• Instructions to follow: Print the data exactly, leaving nothing out.

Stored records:
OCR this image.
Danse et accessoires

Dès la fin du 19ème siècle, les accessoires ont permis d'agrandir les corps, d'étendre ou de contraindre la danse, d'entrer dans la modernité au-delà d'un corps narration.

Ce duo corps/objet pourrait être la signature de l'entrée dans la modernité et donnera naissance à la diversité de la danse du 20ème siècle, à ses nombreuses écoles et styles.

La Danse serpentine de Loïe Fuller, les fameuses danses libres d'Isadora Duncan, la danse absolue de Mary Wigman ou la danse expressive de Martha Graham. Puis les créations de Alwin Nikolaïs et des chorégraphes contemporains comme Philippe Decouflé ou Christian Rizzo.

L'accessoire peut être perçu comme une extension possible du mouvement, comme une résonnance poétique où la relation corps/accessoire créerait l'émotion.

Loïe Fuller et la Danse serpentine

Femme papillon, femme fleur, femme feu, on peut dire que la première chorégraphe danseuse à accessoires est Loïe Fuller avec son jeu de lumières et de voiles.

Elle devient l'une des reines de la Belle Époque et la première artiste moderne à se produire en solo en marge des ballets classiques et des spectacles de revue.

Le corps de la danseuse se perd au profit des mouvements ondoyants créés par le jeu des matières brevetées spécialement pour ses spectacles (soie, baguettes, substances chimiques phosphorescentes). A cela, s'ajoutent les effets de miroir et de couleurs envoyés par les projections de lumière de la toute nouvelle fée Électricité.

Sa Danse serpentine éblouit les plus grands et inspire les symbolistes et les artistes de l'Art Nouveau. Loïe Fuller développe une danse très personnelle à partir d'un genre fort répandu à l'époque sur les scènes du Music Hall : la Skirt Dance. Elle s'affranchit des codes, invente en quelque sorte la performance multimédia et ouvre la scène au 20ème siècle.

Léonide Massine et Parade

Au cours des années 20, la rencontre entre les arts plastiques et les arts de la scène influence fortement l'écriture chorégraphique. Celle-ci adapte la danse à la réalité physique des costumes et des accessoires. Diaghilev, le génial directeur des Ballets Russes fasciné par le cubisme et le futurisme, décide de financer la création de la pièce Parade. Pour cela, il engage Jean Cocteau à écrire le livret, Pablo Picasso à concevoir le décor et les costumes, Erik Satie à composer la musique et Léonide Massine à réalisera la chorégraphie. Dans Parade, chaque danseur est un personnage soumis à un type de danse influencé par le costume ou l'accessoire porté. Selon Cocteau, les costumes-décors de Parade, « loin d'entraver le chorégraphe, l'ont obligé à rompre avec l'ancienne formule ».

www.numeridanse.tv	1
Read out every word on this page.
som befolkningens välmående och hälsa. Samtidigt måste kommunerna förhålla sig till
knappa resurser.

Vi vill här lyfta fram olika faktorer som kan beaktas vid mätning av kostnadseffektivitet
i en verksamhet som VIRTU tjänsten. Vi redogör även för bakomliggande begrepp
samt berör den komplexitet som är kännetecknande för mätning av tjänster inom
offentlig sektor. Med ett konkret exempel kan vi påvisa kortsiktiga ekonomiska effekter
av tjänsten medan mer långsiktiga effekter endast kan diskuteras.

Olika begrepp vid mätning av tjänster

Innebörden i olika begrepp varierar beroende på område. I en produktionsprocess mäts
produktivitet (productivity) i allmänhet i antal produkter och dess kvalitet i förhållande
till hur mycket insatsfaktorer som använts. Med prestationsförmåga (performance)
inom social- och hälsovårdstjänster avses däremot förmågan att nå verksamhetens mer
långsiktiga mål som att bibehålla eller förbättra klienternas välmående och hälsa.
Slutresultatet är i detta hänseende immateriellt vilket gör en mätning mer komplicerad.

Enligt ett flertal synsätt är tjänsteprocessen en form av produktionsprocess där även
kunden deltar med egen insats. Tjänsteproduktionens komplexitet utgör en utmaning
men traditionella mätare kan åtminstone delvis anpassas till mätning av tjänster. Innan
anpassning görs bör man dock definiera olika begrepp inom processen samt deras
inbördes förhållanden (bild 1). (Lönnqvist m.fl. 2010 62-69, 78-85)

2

• Solution for this task:
OCR this image.
Danse et accessoires

Dès la fin du 19ème siècle, les accessoires ont permis d'agrandir les corps, d'étendre ou de contraindre la danse, d'entrer dans la modernité au-delà d'un corps narration.

Ce duo corps/objet pourrait être la signature de l'entrée dans la modernité et donnera naissance à la diversité de la danse du 20ème siècle, à ses nombreuses écoles et styles.

La Danse serpentine de Loïe Fuller, les fameuses danses libres d'Isadora Duncan, la danse absolue de Mary Wigman ou la danse expressive de Martha Graham. Puis les créations de Alwin Nikolaïs et des chorégraphes contemporains comme Philippe Decouflé ou Christian Rizzo.

L'accessoire peut être perçu comme une extension possible du mouvement, comme une résonnance poétique où la relation corps/accessoire créerait l'émotion.

Loïe Fuller et la Danse serpentine

Femme papillon, femme fleur, femme feu, on peut dire que la première chorégraphe danseuse à accessoires est Loïe Fuller avec son jeu de lumières et de voiles.

Elle devient l'une des reines de la Belle Époque et la première artiste moderne à se produire en solo en marge des ballets classiques et des spectacles de revue.

Le corps de la danseuse se perd au profit des mouvements ondoyants créés par le jeu des matières brevetées spécialement pour ses spectacles (soie, baguettes, substances chimiques phosphorescentes). A cela, s'ajoutent les effets de miroir et de couleurs envoyés par les projections de lumière de la toute nouvelle fée Électricité.

Sa Danse serpentine éblouit les plus grands et inspire les symbolistes et les artistes de l'Art Nouveau. Loïe Fuller développe une danse très personnelle à partir d'un genre fort répandu à l'époque sur les scènes du Music Hall : la Skirt Dance. Elle s'affranchit des codes, invente en quelque sorte la performance multimédia et ouvre la scène au 20ème siècle.

Léonide Massine et Parade

Au cours des années 20, la rencontre entre les arts plastiques et les arts de la scène influence fortement l'écriture chorégraphique. Celle-ci adapte la danse à la réalité physique des costumes et des accessoires. Diaghilev, le génial directeur des Ballets Russes fasciné par le cubisme et le futurisme, décide de financer la création de la pièce Parade. Pour cela, il engage Jean Cocteau à écrire le livret, Pablo Picasso à concevoir le décor et les costumes, Erik Satie à composer la musique et Léonide Massine à réalisera la chorégraphie. Dans Parade, chaque danseur est un personnage soumis à un type de danse influencé par le costume ou l'accessoire porté. Selon Cocteau, les costumes-décors de Parade, « loin d'entraver le chorégraphe, l'ont obligé à rompre avec l'ancienne formule ».

www.numeridanse.tv	1
Read out every word on this page.
som befolkningens välmående och hälsa. Samtidigt måste kommunerna förhålla sig till
knappa resurser.

Vi vill här lyfta fram olika faktorer som kan beaktas vid mätning av kostnadseffektivitet
i en verksamhet som VIRTU tjänsten. Vi redogör även för bakomliggande begrepp
samt berör den komplexitet som är kännetecknande för mätning av tjänster inom
offentlig sektor. Med ett konkret exempel kan vi påvisa kortsiktiga ekonomiska effekter
av tjänsten medan mer långsiktiga effekter endast kan diskuteras.

Olika begrepp vid mätning av tjänster

Innebörden i olika begrepp varierar beroende på område. I en produktionsprocess mäts
produktivitet (productivity) i allmänhet i antal produkter och dess kvalitet i förhållande
till hur mycket insatsfaktorer som använts. Med prestationsförmåga (performance)
inom social- och hälsovårdstjänster avses däremot förmågan att nå verksamhetens mer
långsiktiga mål som att bibehålla eller förbättra klienternas välmående och hälsa.
Slutresultatet är i detta hänseende immateriellt vilket gör en mätning mer komplicerad.

Enligt ett flertal synsätt är tjänsteprocessen en form av produktionsprocess där även
kunden deltar med egen insats. Tjänsteproduktionens komplexitet utgör en utmaning
men traditionella mätare kan åtminstone delvis anpassas till mätning av tjänster. Innan
anpassning görs bör man dock definiera olika begrepp inom processen samt deras
inbördes förhållanden (bild 1). (Lönnqvist m.fl. 2010 62-69, 78-85)

2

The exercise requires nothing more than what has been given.